- **Exercise directions**
Reproduce all entries precisely, down to the last character.

- **Data to process**
----------

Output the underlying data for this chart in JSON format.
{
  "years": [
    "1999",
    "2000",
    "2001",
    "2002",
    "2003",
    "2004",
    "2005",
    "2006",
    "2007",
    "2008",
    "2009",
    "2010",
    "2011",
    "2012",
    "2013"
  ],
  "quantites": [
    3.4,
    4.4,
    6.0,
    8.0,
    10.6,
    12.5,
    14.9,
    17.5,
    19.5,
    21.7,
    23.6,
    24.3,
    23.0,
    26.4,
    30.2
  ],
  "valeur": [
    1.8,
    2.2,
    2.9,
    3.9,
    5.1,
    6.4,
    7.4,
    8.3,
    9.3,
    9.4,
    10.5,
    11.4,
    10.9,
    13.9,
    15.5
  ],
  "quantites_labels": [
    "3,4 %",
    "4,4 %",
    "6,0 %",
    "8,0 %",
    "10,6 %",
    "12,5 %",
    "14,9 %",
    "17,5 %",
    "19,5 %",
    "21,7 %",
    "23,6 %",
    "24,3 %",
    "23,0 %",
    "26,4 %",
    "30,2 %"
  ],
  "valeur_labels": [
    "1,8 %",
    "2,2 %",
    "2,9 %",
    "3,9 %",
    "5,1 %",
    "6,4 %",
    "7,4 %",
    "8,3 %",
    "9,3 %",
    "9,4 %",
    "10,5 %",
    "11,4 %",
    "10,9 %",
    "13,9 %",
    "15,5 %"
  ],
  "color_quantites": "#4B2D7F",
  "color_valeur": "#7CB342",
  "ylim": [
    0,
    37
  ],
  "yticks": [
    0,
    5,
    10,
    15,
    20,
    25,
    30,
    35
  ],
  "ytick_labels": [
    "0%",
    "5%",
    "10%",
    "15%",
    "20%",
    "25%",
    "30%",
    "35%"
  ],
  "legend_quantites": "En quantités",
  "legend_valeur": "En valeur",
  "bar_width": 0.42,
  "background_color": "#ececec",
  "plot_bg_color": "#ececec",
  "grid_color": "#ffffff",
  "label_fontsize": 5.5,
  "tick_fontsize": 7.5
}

----------

- **Solution for this problem**
Output the underlying data for this chart in JSON format.
{
  "years": [
    "1999",
    "2000",
    "2001",
    "2002",
    "2003",
    "2004",
    "2005",
    "2006",
    "2007",
    "2008",
    "2009",
    "2010",
    "2011",
    "2012",
    "2013"
  ],
  "quantites": [
    3.4,
    4.4,
    6.0,
    8.0,
    10.6,
    12.5,
    14.9,
    17.5,
    19.5,
    21.7,
    23.6,
    24.3,
    23.0,
    26.4,
    30.2
  ],
  "valeur": [
    1.8,
    2.2,
    2.9,
    3.9,
    5.1,
    6.4,
    7.4,
    8.3,
    9.3,
    9.4,
    10.5,
    11.4,
    10.9,
    13.9,
    15.5
  ],
  "quantites_labels": [
    "3,4 %",
    "4,4 %",
    "6,0 %",
    "8,0 %",
    "10,6 %",
    "12,5 %",
    "14,9 %",
    "17,5 %",
    "19,5 %",
    "21,7 %",
    "23,6 %",
    "24,3 %",
    "23,0 %",
    "26,4 %",
    "30,2 %"
  ],
  "valeur_labels": [
    "1,8 %",
    "2,2 %",
    "2,9 %",
    "3,9 %",
    "5,1 %",
    "6,4 %",
    "7,4 %",
    "8,3 %",
    "9,3 %",
    "9,4 %",
    "10,5 %",
    "11,4 %",
    "10,9 %",
    "13,9 %",
    "15,5 %"
  ],
  "color_quantites": "#4B2D7F",
  "color_valeur": "#7CB342",
  "ylim": [
    0,
    37
  ],
  "yticks": [
    0,
    5,
    10,
    15,
    20,
    25,
    30,
    35
  ],
  "ytick_labels": [
    "0%",
    "5%",
    "10%",
    "15%",
    "20%",
    "25%",
    "30%",
    "35%"
  ],
  "legend_quantites": "En quantités",
  "legend_valeur": "En valeur",
  "bar_width": 0.42,
  "background_color": "#ececec",
  "plot_bg_color": "#ececec",
  "grid_color": "#ffffff",
  "label_fontsize": 5.5,
  "tick_fontsize": 7.5
}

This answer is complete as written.